**STATED PROBLEM**
Collect all lines containing the word "Dillon" from the data.

**RECORDS FOR PROCESSING**
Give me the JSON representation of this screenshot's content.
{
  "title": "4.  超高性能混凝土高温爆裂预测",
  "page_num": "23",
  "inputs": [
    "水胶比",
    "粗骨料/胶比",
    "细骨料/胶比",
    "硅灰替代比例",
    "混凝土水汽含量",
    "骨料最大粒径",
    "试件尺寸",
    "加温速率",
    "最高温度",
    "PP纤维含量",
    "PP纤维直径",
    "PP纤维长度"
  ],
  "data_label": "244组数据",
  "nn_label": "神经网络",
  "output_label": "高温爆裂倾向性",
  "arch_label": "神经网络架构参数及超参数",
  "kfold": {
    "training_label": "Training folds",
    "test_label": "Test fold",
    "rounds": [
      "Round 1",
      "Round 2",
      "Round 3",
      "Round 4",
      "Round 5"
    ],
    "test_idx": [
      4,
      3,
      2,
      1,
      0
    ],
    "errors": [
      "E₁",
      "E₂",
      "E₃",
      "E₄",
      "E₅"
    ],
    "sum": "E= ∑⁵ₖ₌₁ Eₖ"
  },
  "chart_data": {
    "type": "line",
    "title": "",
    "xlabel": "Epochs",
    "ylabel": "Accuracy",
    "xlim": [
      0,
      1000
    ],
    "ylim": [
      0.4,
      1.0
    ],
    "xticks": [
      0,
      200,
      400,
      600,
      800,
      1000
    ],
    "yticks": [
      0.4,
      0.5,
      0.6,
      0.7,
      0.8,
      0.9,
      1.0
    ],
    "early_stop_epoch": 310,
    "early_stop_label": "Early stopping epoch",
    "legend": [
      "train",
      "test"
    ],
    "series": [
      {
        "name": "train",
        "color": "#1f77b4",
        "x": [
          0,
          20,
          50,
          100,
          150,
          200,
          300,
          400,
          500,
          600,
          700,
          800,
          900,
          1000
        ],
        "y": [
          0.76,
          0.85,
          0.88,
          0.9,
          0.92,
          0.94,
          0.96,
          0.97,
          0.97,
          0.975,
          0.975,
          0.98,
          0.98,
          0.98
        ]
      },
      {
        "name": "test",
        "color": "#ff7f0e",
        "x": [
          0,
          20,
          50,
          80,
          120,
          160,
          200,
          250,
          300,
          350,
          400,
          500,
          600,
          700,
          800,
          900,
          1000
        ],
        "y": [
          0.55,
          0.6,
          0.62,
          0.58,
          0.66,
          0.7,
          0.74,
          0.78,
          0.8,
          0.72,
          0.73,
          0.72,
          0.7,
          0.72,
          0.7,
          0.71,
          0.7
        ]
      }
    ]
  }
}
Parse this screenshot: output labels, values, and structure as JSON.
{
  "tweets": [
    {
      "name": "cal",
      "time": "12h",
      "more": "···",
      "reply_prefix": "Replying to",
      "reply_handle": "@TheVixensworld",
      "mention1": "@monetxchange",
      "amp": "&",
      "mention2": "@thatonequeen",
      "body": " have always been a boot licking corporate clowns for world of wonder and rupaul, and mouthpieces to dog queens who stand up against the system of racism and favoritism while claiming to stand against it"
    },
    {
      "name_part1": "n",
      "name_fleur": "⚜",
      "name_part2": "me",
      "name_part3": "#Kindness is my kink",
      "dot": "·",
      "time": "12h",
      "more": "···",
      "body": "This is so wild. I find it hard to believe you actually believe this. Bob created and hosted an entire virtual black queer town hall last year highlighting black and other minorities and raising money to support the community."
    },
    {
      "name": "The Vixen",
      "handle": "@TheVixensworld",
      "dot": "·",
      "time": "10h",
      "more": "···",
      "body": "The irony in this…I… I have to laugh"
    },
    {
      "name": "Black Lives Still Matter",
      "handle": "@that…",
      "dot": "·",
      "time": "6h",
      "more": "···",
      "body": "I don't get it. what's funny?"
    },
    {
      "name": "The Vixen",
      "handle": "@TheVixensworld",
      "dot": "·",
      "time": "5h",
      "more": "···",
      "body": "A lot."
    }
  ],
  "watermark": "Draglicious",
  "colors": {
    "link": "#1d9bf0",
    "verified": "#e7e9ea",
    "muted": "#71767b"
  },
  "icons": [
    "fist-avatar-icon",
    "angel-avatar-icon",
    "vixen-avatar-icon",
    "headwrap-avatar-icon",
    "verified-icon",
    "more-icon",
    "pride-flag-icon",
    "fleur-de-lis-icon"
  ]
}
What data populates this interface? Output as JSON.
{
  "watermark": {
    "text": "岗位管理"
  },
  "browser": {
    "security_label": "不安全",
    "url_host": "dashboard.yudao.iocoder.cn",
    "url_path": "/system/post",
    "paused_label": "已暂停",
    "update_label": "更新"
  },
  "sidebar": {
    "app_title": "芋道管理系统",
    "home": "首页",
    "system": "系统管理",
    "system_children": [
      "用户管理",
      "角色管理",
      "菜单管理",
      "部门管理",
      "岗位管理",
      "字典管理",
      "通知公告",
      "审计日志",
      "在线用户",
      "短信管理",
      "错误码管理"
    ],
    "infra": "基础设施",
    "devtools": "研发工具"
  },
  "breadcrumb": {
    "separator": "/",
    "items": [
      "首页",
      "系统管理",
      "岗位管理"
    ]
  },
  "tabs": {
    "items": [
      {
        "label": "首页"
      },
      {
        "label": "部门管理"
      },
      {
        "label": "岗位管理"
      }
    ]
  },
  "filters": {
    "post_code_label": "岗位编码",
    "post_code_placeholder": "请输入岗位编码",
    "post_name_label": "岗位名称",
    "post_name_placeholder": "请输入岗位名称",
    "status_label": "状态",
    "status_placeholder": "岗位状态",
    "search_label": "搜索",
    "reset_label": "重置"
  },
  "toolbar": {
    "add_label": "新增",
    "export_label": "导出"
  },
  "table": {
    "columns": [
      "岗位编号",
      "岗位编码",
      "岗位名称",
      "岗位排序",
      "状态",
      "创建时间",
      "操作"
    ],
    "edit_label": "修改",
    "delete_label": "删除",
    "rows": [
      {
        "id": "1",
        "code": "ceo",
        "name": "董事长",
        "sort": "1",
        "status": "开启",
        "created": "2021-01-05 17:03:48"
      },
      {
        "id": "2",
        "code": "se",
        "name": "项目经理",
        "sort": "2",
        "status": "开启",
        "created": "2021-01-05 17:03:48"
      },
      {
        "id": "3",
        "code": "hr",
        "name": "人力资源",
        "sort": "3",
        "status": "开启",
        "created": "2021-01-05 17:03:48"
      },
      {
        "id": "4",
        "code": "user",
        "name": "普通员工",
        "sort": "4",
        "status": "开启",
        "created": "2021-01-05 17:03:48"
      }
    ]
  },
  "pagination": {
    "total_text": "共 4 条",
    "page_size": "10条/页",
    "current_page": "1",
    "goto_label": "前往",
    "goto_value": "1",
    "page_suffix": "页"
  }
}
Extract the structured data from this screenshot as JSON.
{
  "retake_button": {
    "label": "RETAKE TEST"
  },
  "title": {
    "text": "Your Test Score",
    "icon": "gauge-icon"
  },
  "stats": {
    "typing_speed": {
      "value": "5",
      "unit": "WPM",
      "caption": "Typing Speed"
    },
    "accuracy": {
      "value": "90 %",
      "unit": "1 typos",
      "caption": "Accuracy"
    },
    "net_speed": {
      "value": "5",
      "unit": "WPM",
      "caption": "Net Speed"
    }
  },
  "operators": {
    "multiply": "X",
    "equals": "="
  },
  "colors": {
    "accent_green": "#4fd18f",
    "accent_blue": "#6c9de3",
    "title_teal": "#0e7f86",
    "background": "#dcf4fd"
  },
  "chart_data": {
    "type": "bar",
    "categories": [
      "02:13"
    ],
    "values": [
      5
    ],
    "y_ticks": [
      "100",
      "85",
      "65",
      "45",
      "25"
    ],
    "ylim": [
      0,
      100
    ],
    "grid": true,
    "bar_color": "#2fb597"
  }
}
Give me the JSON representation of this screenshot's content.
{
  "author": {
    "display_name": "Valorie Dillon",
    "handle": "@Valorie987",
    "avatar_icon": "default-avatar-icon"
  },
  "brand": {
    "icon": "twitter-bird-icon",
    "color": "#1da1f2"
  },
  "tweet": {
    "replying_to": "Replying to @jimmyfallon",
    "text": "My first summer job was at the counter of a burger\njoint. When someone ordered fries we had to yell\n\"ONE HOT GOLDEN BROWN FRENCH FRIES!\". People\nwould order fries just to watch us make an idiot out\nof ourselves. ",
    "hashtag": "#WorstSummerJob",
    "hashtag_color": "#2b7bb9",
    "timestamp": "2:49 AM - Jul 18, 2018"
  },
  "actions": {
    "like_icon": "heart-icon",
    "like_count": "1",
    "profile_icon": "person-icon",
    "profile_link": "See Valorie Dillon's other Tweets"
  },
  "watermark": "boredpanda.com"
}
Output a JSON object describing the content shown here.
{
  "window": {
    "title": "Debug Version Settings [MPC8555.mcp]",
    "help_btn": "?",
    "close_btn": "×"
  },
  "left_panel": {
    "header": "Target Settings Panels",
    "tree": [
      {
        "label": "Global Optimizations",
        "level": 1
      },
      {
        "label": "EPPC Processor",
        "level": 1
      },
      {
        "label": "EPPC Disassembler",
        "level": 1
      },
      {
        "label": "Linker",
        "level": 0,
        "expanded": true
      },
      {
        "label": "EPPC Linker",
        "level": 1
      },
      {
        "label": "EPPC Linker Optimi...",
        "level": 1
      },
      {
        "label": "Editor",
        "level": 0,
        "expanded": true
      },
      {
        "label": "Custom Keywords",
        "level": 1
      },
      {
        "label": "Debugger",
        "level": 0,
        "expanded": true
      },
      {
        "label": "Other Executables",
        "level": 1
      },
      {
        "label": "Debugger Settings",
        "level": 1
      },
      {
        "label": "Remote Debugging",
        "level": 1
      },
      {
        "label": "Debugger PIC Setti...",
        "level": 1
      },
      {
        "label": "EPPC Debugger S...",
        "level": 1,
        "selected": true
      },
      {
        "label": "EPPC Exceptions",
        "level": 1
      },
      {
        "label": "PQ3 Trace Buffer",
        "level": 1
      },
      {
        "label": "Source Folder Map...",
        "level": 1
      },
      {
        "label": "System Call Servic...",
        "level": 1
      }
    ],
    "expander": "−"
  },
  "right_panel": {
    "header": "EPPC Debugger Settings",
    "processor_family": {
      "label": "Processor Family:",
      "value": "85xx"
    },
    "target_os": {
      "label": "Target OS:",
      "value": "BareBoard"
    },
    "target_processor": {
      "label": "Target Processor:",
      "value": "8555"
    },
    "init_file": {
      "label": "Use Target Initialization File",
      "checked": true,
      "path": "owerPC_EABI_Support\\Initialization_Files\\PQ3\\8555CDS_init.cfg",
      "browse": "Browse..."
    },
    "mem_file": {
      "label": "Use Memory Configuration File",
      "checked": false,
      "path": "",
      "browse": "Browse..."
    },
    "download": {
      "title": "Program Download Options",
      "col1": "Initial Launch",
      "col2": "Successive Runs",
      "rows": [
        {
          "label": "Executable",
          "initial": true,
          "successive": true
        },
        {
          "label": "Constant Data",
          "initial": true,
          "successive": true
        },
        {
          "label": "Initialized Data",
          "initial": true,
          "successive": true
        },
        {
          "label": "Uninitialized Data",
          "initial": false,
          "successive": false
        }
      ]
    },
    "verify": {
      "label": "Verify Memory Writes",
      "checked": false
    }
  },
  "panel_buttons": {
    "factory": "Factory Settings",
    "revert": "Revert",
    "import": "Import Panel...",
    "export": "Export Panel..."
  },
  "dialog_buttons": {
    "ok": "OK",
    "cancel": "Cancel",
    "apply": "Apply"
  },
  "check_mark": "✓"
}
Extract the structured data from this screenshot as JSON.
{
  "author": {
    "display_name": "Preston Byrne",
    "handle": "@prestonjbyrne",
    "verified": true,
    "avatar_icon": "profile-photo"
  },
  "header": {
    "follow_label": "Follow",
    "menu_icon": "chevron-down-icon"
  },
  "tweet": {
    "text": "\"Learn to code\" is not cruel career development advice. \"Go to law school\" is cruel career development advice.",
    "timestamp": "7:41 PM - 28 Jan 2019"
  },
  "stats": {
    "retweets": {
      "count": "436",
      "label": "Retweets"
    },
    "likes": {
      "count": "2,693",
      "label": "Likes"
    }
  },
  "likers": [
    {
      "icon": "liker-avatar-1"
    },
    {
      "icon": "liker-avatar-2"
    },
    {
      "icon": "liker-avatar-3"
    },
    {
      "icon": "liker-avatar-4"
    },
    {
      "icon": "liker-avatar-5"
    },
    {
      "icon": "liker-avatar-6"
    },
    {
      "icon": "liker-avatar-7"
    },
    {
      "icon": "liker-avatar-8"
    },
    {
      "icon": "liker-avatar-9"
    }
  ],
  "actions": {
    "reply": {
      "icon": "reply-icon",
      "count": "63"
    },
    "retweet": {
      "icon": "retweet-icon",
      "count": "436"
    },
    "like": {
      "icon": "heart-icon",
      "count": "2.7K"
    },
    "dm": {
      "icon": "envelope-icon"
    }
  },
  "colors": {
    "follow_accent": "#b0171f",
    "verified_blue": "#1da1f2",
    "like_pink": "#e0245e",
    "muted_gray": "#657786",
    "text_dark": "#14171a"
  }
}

**EXERCISE OUTPUT**
    "display_name": "Valorie Dillon",
    "profile_link": "See Valorie Dillon's other Tweets"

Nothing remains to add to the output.